## EXERCISE DETAILS
Look through the lines and report how many include the word "للوحدة", giving nothing but the number.

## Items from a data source
◇ ◇ ◇ ◇ ◇
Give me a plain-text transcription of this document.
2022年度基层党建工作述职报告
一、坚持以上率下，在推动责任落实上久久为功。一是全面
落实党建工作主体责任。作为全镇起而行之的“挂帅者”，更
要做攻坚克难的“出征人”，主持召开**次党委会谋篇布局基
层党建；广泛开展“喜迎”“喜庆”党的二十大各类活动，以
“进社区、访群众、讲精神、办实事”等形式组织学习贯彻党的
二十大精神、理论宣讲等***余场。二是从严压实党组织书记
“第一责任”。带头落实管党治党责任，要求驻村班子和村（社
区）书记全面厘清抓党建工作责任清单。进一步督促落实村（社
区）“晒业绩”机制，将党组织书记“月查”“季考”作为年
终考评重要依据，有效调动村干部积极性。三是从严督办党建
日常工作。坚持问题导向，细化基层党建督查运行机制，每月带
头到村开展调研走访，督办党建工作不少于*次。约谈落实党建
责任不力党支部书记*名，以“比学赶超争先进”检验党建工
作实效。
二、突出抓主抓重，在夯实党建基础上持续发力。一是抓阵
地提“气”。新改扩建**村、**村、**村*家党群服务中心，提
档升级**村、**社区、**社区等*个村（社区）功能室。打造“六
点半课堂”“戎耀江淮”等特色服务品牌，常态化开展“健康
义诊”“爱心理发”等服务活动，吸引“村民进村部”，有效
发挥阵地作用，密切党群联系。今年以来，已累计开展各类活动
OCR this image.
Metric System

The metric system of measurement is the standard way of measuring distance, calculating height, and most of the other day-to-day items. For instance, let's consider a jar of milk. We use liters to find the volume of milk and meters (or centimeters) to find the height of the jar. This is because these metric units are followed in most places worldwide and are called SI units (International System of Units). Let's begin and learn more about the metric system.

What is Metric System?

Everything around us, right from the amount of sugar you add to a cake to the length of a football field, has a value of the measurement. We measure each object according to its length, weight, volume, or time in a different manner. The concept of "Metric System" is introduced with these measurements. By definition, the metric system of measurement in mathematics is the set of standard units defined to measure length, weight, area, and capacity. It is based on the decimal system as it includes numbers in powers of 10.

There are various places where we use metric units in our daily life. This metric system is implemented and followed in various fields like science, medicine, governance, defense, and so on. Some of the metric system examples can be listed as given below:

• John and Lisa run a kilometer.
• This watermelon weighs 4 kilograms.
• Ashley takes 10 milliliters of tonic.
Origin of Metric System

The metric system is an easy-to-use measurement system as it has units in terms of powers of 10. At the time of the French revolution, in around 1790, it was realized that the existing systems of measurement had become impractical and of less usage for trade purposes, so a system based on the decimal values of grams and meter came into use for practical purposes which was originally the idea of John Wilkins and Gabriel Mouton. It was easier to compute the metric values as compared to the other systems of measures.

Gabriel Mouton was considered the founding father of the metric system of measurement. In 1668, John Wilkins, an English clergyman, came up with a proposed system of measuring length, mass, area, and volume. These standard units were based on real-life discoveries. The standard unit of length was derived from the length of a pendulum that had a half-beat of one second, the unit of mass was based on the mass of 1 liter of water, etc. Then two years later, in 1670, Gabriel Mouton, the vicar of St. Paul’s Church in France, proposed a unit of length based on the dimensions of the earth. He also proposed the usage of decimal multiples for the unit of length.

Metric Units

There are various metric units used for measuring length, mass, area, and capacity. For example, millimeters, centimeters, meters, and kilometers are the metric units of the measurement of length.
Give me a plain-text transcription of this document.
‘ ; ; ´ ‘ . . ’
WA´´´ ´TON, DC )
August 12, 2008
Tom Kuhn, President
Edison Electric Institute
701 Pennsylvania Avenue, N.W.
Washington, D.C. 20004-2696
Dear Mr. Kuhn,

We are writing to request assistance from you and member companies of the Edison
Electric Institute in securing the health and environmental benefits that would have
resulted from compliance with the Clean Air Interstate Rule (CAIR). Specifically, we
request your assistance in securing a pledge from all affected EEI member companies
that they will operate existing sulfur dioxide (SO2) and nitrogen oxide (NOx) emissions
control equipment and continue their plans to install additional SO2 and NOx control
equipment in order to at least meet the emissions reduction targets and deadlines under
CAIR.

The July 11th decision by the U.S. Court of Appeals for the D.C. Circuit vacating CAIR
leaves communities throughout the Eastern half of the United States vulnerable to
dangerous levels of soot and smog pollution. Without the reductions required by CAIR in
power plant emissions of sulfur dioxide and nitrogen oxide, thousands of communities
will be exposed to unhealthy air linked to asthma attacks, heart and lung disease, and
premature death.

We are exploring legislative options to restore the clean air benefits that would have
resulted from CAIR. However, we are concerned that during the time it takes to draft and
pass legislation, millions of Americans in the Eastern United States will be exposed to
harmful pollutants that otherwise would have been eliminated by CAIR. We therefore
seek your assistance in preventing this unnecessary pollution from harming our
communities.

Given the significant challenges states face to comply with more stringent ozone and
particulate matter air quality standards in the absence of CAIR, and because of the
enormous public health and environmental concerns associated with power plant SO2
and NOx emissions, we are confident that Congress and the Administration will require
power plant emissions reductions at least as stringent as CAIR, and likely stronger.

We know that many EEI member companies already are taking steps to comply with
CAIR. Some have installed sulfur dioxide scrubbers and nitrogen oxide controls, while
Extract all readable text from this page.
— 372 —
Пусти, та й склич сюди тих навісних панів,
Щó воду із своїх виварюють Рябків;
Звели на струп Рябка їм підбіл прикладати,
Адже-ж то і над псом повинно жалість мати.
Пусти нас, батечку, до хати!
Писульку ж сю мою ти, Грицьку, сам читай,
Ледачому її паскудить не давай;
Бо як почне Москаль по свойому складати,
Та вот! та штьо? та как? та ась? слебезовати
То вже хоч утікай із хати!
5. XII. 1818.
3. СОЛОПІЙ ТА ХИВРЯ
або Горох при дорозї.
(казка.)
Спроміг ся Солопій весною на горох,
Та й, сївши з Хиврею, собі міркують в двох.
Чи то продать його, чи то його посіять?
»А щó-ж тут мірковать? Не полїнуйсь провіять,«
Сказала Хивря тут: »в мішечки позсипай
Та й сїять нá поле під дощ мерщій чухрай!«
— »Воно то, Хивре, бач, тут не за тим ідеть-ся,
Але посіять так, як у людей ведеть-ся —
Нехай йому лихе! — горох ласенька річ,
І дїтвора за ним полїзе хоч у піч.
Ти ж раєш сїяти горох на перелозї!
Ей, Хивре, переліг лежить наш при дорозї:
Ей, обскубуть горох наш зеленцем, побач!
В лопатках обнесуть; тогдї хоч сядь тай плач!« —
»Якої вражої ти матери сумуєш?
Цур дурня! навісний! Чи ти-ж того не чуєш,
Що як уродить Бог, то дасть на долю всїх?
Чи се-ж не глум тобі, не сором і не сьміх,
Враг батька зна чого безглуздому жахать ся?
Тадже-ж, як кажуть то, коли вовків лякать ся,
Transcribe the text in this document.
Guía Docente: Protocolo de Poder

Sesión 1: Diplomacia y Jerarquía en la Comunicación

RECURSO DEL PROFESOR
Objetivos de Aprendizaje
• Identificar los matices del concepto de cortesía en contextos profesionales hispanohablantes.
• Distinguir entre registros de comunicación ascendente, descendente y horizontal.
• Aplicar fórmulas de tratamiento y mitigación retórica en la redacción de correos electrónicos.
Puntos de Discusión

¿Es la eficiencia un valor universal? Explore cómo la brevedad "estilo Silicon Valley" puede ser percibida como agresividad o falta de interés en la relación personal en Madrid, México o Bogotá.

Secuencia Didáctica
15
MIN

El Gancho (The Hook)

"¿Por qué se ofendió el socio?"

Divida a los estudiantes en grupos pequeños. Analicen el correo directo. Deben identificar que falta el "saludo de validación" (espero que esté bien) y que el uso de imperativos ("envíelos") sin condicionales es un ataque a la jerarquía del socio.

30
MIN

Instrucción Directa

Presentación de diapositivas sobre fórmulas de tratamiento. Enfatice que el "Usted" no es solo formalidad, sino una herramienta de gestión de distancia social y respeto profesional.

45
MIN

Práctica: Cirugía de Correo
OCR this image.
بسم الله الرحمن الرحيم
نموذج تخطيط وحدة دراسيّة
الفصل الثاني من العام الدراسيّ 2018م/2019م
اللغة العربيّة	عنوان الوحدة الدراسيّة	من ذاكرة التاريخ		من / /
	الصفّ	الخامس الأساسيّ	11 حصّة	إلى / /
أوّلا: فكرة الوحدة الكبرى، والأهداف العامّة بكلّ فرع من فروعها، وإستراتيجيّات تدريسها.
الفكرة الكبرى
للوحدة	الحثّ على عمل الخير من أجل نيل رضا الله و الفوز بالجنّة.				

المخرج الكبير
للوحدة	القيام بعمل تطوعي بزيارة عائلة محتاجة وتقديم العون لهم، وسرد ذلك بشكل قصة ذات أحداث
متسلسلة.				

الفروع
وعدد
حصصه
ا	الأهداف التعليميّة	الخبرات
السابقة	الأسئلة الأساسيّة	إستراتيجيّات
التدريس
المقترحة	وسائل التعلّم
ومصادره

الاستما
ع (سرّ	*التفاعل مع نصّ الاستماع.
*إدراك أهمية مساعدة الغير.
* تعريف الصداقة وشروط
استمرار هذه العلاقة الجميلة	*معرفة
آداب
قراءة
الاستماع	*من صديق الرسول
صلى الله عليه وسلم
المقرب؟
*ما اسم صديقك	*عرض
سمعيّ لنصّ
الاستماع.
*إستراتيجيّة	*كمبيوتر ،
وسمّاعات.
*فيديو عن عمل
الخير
◇ ◇ ◇ ◇ ◇
## RESULT
2